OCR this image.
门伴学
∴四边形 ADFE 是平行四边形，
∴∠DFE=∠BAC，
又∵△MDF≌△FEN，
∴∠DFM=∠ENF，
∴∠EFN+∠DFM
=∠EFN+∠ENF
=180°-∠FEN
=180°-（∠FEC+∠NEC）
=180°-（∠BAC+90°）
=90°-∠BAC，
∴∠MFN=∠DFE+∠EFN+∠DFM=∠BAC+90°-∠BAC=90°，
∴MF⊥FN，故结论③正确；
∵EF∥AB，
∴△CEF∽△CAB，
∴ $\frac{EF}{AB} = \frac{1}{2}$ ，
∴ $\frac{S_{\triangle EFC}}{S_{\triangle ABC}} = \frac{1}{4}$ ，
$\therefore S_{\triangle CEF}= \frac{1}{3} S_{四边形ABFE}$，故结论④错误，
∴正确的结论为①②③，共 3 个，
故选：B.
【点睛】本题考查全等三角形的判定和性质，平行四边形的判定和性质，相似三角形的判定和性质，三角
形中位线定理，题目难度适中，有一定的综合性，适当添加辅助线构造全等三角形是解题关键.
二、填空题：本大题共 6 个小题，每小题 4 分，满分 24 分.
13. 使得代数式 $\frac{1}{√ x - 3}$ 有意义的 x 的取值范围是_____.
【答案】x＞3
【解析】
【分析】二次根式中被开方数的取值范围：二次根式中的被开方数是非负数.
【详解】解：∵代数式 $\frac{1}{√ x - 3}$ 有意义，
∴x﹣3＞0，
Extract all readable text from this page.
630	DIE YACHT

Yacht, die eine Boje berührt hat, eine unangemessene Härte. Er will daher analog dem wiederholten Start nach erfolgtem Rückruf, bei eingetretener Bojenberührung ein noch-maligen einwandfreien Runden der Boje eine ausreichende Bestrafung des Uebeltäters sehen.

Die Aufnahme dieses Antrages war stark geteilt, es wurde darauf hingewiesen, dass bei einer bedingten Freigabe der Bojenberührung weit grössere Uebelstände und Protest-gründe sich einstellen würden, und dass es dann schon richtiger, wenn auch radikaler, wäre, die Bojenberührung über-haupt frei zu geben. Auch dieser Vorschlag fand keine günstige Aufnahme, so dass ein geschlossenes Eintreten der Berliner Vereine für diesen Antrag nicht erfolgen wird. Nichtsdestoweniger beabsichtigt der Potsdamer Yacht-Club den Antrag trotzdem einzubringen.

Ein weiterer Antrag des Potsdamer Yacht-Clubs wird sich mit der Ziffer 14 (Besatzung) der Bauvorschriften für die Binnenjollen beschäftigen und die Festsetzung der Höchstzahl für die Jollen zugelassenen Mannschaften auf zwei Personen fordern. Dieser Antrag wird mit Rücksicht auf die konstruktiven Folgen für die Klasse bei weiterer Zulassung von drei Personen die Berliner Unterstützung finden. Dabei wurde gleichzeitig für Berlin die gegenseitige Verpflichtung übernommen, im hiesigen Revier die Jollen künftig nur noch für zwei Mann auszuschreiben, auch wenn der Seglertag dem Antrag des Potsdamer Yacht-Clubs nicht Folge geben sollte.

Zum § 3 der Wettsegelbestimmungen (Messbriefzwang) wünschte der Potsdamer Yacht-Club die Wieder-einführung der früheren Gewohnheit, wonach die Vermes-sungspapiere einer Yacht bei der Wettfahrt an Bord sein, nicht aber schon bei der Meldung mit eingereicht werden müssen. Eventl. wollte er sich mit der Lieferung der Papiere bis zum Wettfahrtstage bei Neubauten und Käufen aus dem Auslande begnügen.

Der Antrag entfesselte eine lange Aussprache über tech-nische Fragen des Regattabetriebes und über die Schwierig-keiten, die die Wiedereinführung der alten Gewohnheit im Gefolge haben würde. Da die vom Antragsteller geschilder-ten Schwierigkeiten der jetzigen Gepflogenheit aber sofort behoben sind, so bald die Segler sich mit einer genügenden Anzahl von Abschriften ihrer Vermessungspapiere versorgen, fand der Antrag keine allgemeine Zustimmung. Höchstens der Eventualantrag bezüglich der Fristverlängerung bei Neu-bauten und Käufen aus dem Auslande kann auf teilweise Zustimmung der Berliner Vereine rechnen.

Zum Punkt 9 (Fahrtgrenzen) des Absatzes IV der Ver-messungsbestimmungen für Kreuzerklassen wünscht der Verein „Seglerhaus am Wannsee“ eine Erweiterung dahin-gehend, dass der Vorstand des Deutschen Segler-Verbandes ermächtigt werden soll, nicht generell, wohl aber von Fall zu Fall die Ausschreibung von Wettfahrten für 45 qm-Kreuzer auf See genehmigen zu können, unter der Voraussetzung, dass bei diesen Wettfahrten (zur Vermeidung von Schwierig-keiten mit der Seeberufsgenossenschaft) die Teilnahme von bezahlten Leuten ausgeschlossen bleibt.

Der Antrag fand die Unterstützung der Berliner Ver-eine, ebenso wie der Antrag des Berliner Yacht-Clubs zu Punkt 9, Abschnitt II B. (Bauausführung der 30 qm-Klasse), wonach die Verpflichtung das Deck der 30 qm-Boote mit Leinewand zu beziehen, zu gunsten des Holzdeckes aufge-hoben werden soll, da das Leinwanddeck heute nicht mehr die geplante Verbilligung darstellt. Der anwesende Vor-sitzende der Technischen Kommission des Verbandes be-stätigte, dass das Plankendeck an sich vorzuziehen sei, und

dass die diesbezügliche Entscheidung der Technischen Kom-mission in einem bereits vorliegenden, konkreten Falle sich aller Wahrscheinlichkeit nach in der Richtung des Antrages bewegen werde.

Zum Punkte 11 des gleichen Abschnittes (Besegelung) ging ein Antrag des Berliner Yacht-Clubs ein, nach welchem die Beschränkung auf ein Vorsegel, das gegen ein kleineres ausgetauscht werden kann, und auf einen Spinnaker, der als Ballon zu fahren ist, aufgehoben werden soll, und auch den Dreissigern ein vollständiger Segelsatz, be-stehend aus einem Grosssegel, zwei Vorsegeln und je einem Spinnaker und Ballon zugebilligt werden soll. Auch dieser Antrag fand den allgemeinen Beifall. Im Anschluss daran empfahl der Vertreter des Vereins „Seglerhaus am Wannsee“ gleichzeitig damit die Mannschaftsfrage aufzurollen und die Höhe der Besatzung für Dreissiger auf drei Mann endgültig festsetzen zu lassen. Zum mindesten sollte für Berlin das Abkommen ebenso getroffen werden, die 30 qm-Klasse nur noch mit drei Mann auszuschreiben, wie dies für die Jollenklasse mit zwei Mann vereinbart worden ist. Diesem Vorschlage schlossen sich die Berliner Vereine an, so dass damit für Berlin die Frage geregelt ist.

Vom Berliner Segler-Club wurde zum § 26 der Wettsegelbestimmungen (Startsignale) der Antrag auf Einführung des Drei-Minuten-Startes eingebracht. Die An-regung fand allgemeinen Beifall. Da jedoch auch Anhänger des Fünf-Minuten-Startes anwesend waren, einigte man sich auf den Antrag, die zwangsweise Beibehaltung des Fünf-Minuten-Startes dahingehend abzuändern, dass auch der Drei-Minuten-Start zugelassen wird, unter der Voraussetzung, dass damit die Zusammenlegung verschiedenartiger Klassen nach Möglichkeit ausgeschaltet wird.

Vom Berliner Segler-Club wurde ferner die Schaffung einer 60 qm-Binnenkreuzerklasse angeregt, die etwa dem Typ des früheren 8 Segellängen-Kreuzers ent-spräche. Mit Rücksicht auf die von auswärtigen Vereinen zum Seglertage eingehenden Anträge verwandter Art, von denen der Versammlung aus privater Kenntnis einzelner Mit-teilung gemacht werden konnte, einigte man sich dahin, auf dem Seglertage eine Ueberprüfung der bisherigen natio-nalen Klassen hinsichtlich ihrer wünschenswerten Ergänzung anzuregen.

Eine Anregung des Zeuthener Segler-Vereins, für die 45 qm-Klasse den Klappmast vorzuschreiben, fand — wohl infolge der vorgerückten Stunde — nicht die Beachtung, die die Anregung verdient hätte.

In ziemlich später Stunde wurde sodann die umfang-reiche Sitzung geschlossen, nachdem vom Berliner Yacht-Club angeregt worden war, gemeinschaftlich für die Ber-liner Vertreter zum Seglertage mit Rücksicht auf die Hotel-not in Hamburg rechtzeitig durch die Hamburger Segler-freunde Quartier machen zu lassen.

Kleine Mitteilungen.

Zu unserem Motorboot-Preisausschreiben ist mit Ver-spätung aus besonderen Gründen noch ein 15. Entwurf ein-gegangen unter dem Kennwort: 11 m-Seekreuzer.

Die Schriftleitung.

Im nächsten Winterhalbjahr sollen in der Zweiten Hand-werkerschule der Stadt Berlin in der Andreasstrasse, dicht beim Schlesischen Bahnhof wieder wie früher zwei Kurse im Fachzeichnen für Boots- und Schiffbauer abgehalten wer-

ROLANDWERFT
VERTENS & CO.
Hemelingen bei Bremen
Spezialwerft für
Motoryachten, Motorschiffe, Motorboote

○ ○ ○

**WHAT IS ASKED**
Whichever lines contain the string "this", select and copy them.

**WRITTEN RESPONSE**
OCR this image.
Extract all readable text from this page.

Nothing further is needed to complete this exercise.